### Given request:
Read the records and write them out again exactly.

### Provided records:
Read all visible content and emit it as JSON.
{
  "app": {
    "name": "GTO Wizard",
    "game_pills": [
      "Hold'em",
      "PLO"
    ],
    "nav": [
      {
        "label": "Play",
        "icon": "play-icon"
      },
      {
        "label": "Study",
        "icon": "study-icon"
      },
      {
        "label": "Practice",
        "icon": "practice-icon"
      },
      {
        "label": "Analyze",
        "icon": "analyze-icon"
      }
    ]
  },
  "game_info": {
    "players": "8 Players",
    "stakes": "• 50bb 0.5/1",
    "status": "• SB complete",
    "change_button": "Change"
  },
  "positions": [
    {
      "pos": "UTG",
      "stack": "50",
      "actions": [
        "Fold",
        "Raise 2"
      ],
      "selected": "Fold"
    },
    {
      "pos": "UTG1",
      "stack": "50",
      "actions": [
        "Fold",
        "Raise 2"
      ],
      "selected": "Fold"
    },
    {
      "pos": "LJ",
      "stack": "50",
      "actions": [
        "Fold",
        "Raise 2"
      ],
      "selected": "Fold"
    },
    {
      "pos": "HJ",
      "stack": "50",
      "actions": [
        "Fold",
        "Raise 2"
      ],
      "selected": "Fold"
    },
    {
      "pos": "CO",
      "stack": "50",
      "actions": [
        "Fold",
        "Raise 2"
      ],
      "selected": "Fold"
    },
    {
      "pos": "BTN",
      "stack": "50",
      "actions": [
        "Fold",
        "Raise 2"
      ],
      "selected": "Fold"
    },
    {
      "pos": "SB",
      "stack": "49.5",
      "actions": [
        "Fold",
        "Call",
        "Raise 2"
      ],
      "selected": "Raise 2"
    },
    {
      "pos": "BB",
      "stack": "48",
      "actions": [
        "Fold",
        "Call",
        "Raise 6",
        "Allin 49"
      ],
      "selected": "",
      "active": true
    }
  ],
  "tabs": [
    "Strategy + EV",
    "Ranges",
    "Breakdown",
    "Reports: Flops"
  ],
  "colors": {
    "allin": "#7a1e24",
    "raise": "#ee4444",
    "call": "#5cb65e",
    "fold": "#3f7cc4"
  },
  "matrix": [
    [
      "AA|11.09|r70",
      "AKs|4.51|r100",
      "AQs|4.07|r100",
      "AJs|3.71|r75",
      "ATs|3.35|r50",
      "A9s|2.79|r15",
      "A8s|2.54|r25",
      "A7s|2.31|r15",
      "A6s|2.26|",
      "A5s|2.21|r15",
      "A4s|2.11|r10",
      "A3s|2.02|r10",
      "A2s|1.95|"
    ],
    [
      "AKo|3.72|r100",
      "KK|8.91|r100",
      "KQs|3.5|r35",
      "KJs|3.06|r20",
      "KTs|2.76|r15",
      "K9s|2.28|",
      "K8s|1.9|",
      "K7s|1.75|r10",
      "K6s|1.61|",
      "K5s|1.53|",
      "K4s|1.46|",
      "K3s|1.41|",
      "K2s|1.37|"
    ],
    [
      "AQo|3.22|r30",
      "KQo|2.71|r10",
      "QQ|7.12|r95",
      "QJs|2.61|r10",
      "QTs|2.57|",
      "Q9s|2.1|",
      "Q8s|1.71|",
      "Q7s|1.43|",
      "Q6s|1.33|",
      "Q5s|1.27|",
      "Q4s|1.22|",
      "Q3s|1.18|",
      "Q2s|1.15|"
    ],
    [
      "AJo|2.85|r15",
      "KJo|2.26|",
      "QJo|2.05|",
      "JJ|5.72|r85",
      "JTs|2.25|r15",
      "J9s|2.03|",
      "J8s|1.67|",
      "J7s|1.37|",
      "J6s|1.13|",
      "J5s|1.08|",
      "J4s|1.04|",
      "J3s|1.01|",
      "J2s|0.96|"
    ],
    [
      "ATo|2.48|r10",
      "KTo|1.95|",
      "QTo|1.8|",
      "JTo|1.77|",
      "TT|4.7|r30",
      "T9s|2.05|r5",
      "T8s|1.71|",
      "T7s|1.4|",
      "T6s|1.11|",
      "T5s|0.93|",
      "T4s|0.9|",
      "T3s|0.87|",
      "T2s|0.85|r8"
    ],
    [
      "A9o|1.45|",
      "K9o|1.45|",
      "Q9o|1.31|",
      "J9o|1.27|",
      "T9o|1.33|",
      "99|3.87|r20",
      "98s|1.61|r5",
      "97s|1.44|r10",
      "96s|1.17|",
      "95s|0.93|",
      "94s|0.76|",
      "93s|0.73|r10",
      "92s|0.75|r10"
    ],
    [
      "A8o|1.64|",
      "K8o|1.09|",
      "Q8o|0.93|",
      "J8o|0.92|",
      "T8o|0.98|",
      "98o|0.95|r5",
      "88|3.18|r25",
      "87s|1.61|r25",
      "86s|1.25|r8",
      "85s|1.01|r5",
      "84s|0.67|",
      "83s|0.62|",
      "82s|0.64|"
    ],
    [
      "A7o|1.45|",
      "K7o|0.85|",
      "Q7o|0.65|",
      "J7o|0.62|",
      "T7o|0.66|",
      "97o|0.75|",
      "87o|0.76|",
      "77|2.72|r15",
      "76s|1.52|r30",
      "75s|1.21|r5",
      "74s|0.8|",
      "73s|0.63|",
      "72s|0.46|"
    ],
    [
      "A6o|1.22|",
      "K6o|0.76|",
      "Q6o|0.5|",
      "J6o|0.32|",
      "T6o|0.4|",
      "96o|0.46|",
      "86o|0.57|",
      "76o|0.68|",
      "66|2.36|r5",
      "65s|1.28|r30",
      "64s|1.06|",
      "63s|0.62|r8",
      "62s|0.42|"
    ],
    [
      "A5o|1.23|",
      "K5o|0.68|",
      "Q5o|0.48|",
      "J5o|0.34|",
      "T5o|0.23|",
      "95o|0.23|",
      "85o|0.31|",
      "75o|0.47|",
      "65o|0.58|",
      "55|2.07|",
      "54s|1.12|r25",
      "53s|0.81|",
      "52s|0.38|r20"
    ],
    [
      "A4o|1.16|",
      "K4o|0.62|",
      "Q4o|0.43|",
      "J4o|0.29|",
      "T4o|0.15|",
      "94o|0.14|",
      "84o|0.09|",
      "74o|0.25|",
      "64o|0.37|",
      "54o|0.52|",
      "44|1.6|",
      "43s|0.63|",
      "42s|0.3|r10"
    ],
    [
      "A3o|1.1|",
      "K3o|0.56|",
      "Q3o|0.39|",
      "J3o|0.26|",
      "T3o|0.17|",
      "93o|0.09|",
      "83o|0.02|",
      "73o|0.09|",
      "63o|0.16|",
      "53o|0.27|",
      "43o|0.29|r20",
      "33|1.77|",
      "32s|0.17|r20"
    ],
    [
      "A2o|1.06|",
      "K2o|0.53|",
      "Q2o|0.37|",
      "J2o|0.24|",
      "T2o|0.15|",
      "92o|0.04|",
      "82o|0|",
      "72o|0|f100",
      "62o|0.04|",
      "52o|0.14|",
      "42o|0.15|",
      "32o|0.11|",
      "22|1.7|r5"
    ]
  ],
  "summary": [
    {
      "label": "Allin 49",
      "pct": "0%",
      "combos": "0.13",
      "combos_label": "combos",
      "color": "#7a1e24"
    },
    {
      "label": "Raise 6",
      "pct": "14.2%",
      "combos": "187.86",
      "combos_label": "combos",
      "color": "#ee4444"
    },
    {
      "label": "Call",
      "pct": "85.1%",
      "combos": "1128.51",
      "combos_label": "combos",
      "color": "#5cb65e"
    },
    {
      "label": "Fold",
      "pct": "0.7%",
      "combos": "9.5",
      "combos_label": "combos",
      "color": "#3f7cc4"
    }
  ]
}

### Task result:
Read all visible content and emit it as JSON.
{
  "app": {
    "name": "GTO Wizard",
    "game_pills": [
      "Hold'em",
      "PLO"
    ],
    "nav": [
      {
        "label": "Play",
        "icon": "play-icon"
      },
      {
        "label": "Study",
        "icon": "study-icon"
      },
      {
        "label": "Practice",
        "icon": "practice-icon"
      },
      {
        "label": "Analyze",
        "icon": "analyze-icon"
      }
    ]
  },
  "game_info": {
    "players": "8 Players",
    "stakes": "• 50bb 0.5/1",
    "status": "• SB complete",
    "change_button": "Change"
  },
  "positions": [
    {
      "pos": "UTG",
      "stack": "50",
      "actions": [
        "Fold",
        "Raise 2"
      ],
      "selected": "Fold"
    },
    {
      "pos": "UTG1",
      "stack": "50",
      "actions": [
        "Fold",
        "Raise 2"
      ],
      "selected": "Fold"
    },
    {
      "pos": "LJ",
      "stack": "50",
      "actions": [
        "Fold",
        "Raise 2"
      ],
      "selected": "Fold"
    },
    {
      "pos": "HJ",
      "stack": "50",
      "actions": [
        "Fold",
        "Raise 2"
      ],
      "selected": "Fold"
    },
    {
      "pos": "CO",
      "stack": "50",
      "actions": [
        "Fold",
        "Raise 2"
      ],
      "selected": "Fold"
    },
    {
      "pos": "BTN",
      "stack": "50",
      "actions": [
        "Fold",
        "Raise 2"
      ],
      "selected": "Fold"
    },
    {
      "pos": "SB",
      "stack": "49.5",
      "actions": [
        "Fold",
        "Call",
        "Raise 2"
      ],
      "selected": "Raise 2"
    },
    {
      "pos": "BB",
      "stack": "48",
      "actions": [
        "Fold",
        "Call",
        "Raise 6",
        "Allin 49"
      ],
      "selected": "",
      "active": true
    }
  ],
  "tabs": [
    "Strategy + EV",
    "Ranges",
    "Breakdown",
    "Reports: Flops"
  ],
  "colors": {
    "allin": "#7a1e24",
    "raise": "#ee4444",
    "call": "#5cb65e",
    "fold": "#3f7cc4"
  },
  "matrix": [
    [
      "AA|11.09|r70",
      "AKs|4.51|r100",
      "AQs|4.07|r100",
      "AJs|3.71|r75",
      "ATs|3.35|r50",
      "A9s|2.79|r15",
      "A8s|2.54|r25",
      "A7s|2.31|r15",
      "A6s|2.26|",
      "A5s|2.21|r15",
      "A4s|2.11|r10",
      "A3s|2.02|r10",
      "A2s|1.95|"
    ],
    [
      "AKo|3.72|r100",
      "KK|8.91|r100",
      "KQs|3.5|r35",
      "KJs|3.06|r20",
      "KTs|2.76|r15",
      "K9s|2.28|",
      "K8s|1.9|",
      "K7s|1.75|r10",
      "K6s|1.61|",
      "K5s|1.53|",
      "K4s|1.46|",
      "K3s|1.41|",
      "K2s|1.37|"
    ],
    [
      "AQo|3.22|r30",
      "KQo|2.71|r10",
      "QQ|7.12|r95",
      "QJs|2.61|r10",
      "QTs|2.57|",
      "Q9s|2.1|",
      "Q8s|1.71|",
      "Q7s|1.43|",
      "Q6s|1.33|",
      "Q5s|1.27|",
      "Q4s|1.22|",
      "Q3s|1.18|",
      "Q2s|1.15|"
    ],
    [
      "AJo|2.85|r15",
      "KJo|2.26|",
      "QJo|2.05|",
      "JJ|5.72|r85",
      "JTs|2.25|r15",
      "J9s|2.03|",
      "J8s|1.67|",
      "J7s|1.37|",
      "J6s|1.13|",
      "J5s|1.08|",
      "J4s|1.04|",
      "J3s|1.01|",
      "J2s|0.96|"
    ],
    [
      "ATo|2.48|r10",
      "KTo|1.95|",
      "QTo|1.8|",
      "JTo|1.77|",
      "TT|4.7|r30",
      "T9s|2.05|r5",
      "T8s|1.71|",
      "T7s|1.4|",
      "T6s|1.11|",
      "T5s|0.93|",
      "T4s|0.9|",
      "T3s|0.87|",
      "T2s|0.85|r8"
    ],
    [
      "A9o|1.45|",
      "K9o|1.45|",
      "Q9o|1.31|",
      "J9o|1.27|",
      "T9o|1.33|",
      "99|3.87|r20",
      "98s|1.61|r5",
      "97s|1.44|r10",
      "96s|1.17|",
      "95s|0.93|",
      "94s|0.76|",
      "93s|0.73|r10",
      "92s|0.75|r10"
    ],
    [
      "A8o|1.64|",
      "K8o|1.09|",
      "Q8o|0.93|",
      "J8o|0.92|",
      "T8o|0.98|",
      "98o|0.95|r5",
      "88|3.18|r25",
      "87s|1.61|r25",
      "86s|1.25|r8",
      "85s|1.01|r5",
      "84s|0.67|",
      "83s|0.62|",
      "82s|0.64|"
    ],
    [
      "A7o|1.45|",
      "K7o|0.85|",
      "Q7o|0.65|",
      "J7o|0.62|",
      "T7o|0.66|",
      "97o|0.75|",
      "87o|0.76|",
      "77|2.72|r15",
      "76s|1.52|r30",
      "75s|1.21|r5",
      "74s|0.8|",
      "73s|0.63|",
      "72s|0.46|"
    ],
    [
      "A6o|1.22|",
      "K6o|0.76|",
      "Q6o|0.5|",
      "J6o|0.32|",
      "T6o|0.4|",
      "96o|0.46|",
      "86o|0.57|",
      "76o|0.68|",
      "66|2.36|r5",
      "65s|1.28|r30",
      "64s|1.06|",
      "63s|0.62|r8",
      "62s|0.42|"
    ],
    [
      "A5o|1.23|",
      "K5o|0.68|",
      "Q5o|0.48|",
      "J5o|0.34|",
      "T5o|0.23|",
      "95o|0.23|",
      "85o|0.31|",
      "75o|0.47|",
      "65o|0.58|",
      "55|2.07|",
      "54s|1.12|r25",
      "53s|0.81|",
      "52s|0.38|r20"
    ],
    [
      "A4o|1.16|",
      "K4o|0.62|",
      "Q4o|0.43|",
      "J4o|0.29|",
      "T4o|0.15|",
      "94o|0.14|",
      "84o|0.09|",
      "74o|0.25|",
      "64o|0.37|",
      "54o|0.52|",
      "44|1.6|",
      "43s|0.63|",
      "42s|0.3|r10"
    ],
    [
      "A3o|1.1|",
      "K3o|0.56|",
      "Q3o|0.39|",
      "J3o|0.26|",
      "T3o|0.17|",
      "93o|0.09|",
      "83o|0.02|",
      "73o|0.09|",
      "63o|0.16|",
      "53o|0.27|",
      "43o|0.29|r20",
      "33|1.77|",
      "32s|0.17|r20"
    ],
    [
      "A2o|1.06|",
      "K2o|0.53|",
      "Q2o|0.37|",
      "J2o|0.24|",
      "T2o|0.15|",
      "92o|0.04|",
      "82o|0|",
      "72o|0|f100",
      "62o|0.04|",
      "52o|0.14|",
      "42o|0.15|",
      "32o|0.11|",
      "22|1.7|r5"
    ]
  ],
  "summary": [
    {
      "label": "Allin 49",
      "pct": "0%",
      "combos": "0.13",
      "combos_label": "combos",
      "color": "#7a1e24"
    },
    {
      "label": "Raise 6",
      "pct": "14.2%",
      "combos": "187.86",
      "combos_label": "combos",
      "color": "#ee4444"
    },
    {
      "label": "Call",
      "pct": "85.1%",
      "combos": "1128.51",
      "combos_label": "combos",
      "color": "#5cb65e"
    },
    {
      "label": "Fold",
      "pct": "0.7%",
      "combos": "9.5",
      "combos_label": "combos",
      "color": "#3f7cc4"
    }
  ]
}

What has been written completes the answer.